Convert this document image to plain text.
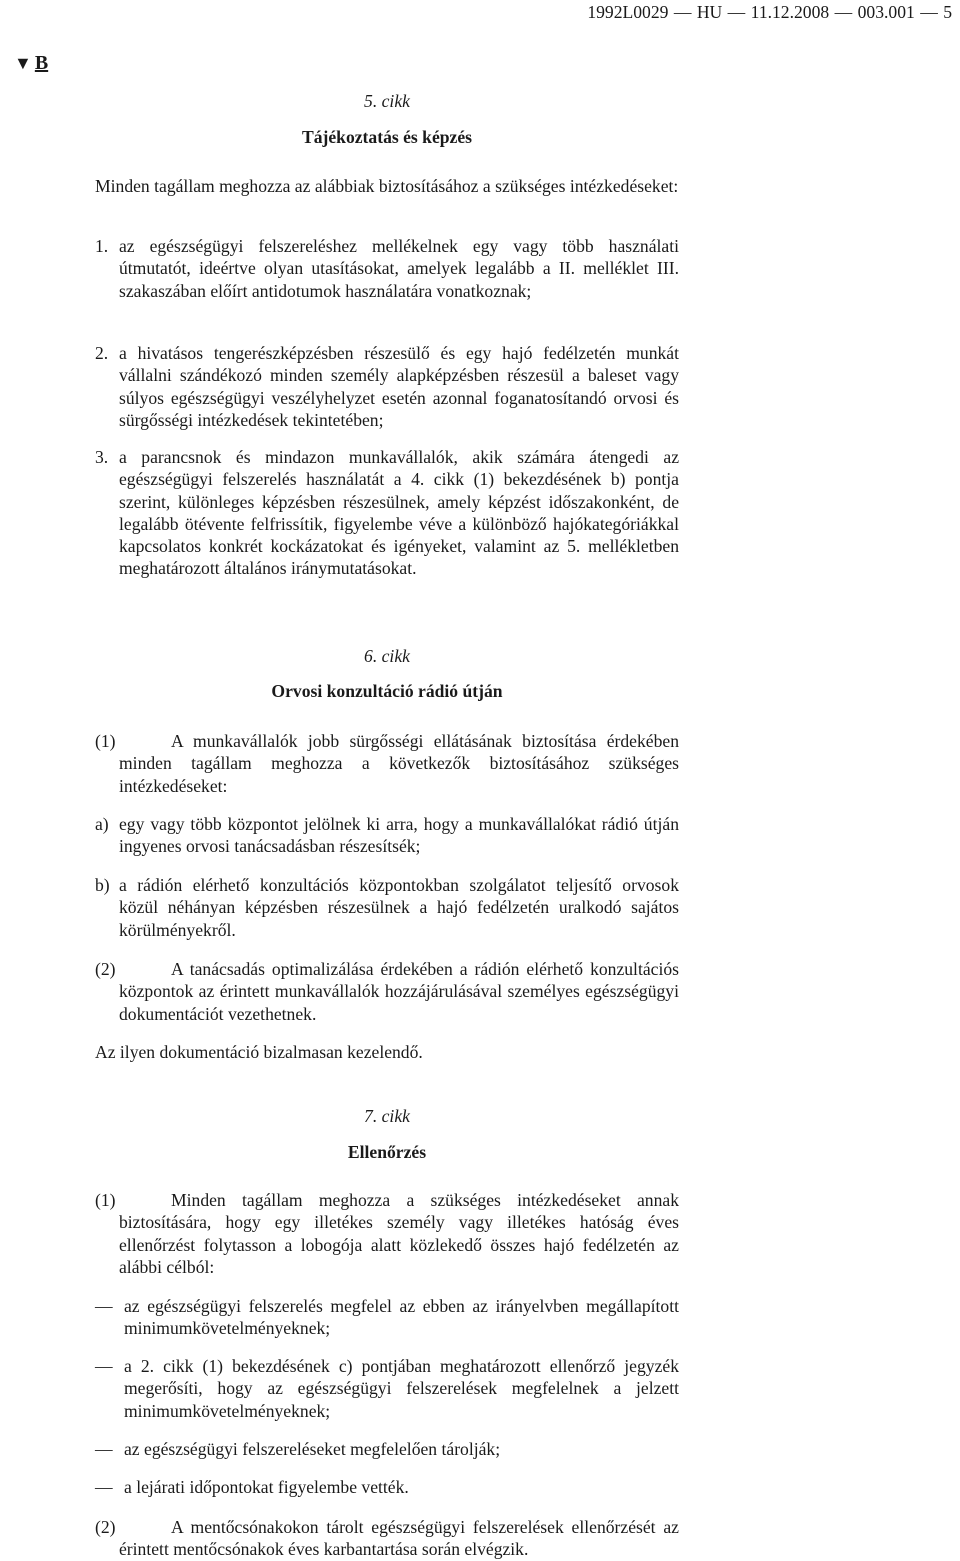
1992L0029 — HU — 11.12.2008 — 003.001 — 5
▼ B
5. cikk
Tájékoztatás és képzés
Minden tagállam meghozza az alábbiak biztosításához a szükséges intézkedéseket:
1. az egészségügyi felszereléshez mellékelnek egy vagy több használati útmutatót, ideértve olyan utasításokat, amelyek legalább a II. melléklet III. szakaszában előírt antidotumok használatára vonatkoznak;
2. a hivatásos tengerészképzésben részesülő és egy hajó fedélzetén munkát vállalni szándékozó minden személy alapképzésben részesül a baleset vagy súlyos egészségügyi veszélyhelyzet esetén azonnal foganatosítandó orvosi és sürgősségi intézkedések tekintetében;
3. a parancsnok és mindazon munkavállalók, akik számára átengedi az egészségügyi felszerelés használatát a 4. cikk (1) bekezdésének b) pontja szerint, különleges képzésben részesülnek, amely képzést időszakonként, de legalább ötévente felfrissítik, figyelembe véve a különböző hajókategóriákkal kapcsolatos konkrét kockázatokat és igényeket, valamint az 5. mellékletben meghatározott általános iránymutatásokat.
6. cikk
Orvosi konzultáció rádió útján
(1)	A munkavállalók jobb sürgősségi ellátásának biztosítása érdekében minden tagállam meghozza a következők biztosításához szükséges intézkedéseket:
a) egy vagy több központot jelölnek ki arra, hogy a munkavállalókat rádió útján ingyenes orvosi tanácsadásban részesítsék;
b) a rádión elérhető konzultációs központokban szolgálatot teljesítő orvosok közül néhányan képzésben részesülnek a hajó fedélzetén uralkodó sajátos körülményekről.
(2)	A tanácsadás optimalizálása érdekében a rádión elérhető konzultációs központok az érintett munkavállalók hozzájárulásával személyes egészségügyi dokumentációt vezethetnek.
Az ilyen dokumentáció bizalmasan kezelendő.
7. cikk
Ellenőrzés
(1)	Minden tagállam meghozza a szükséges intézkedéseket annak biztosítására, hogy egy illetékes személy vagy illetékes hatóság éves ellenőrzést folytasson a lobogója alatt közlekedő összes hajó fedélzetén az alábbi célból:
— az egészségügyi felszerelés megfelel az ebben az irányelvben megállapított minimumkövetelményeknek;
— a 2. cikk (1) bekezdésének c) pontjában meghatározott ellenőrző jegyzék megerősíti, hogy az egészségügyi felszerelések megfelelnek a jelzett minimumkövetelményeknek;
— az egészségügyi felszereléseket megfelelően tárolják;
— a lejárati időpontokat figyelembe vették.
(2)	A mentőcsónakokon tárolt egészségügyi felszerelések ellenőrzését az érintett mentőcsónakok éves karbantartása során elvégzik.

◆ **Task details**:
Identify the lines in the entries that hold "biztosításához" and return each one.

◆ **Output of the exercise**:
Minden tagállam meghozza az alábbiak biztosításához a szükséges intézkedéseket:
(1)	A munkavállalók jobb sürgősségi ellátásának biztosítása érdekében minden tagállam meghozza a következők biztosításához szükséges intézkedéseket:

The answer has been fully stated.